[Figure record listings]
————————
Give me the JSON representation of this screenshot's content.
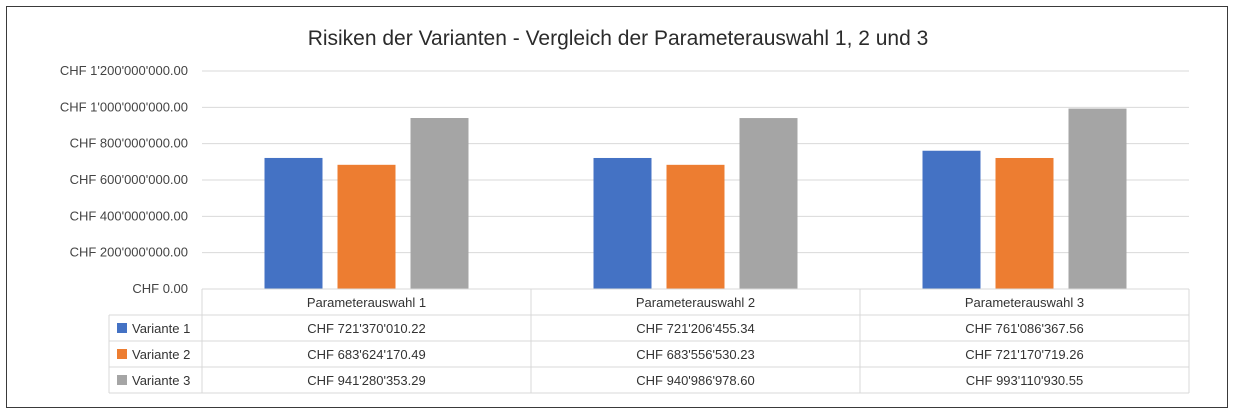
{
  "chart_data": {
    "type": "bar",
    "title": "Risiken der Varianten - Vergleich der Parameterauswahl 1, 2 und 3",
    "categories": [
      "Parameterauswahl 1",
      "Parameterauswahl 2",
      "Parameterauswahl 3"
    ],
    "ylim": [
      0,
      1200000000
    ],
    "yticks": [
      0,
      200000000,
      400000000,
      600000000,
      800000000,
      1000000000,
      1200000000
    ],
    "ytick_labels": [
      "CHF 0.00",
      "CHF 200'000'000.00",
      "CHF 400'000'000.00",
      "CHF 600'000'000.00",
      "CHF 800'000'000.00",
      "CHF 1'000'000'000.00",
      "CHF 1'200'000'000.00"
    ],
    "grid": true,
    "legend_placement": "data-table-left",
    "series": [
      {
        "name": "Variante 1",
        "color": "#4472C4",
        "values": [
          721370010.22,
          721206455.34,
          761086367.56
        ],
        "labels": [
          "CHF 721'370'010.22",
          "CHF 721'206'455.34",
          "CHF 761'086'367.56"
        ]
      },
      {
        "name": "Variante 2",
        "color": "#ED7D31",
        "values": [
          683624170.49,
          683556530.23,
          721170719.26
        ],
        "labels": [
          "CHF 683'624'170.49",
          "CHF 683'556'530.23",
          "CHF 721'170'719.26"
        ]
      },
      {
        "name": "Variante 3",
        "color": "#A5A5A5",
        "values": [
          941280353.29,
          940986978.6,
          993110930.55
        ],
        "labels": [
          "CHF 941'280'353.29",
          "CHF 940'986'978.60",
          "CHF 993'110'930.55"
        ]
      }
    ]
  }
}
————————
Reproduce the material in full, word for word, and omit the pictures.

Give me the JSON representation of this screenshot's content.
{
  "chart_data": {
    "type": "bar",
    "title": "Risiken der Varianten - Vergleich der Parameterauswahl 1, 2 und 3",
    "categories": [
      "Parameterauswahl 1",
      "Parameterauswahl 2",
      "Parameterauswahl 3"
    ],
    "ylim": [
      0,
      1200000000
    ],
    "yticks": [
      0,
      200000000,
      400000000,
      600000000,
      800000000,
      1000000000,
      1200000000
    ],
    "ytick_labels": [
      "CHF 0.00",
      "CHF 200'000'000.00",
      "CHF 400'000'000.00",
      "CHF 600'000'000.00",
      "CHF 800'000'000.00",
      "CHF 1'000'000'000.00",
      "CHF 1'200'000'000.00"
    ],
    "grid": true,
    "legend_placement": "data-table-left",
    "series": [
      {
        "name": "Variante 1",
        "color": "#4472C4",
        "values": [
          721370010.22,
          721206455.34,
          761086367.56
        ],
        "labels": [
          "CHF 721'370'010.22",
          "CHF 721'206'455.34",
          "CHF 761'086'367.56"
        ]
      },
      {
        "name": "Variante 2",
        "color": "#ED7D31",
        "values": [
          683624170.49,
          683556530.23,
          721170719.26
        ],
        "labels": [
          "CHF 683'624'170.49",
          "CHF 683'556'530.23",
          "CHF 721'170'719.26"
        ]
      },
      {
        "name": "Variante 3",
        "color": "#A5A5A5",
        "values": [
          941280353.29,
          940986978.6,
          993110930.55
        ],
        "labels": [
          "CHF 941'280'353.29",
          "CHF 940'986'978.60",
          "CHF 993'110'930.55"
        ]
      }
    ]
  }
}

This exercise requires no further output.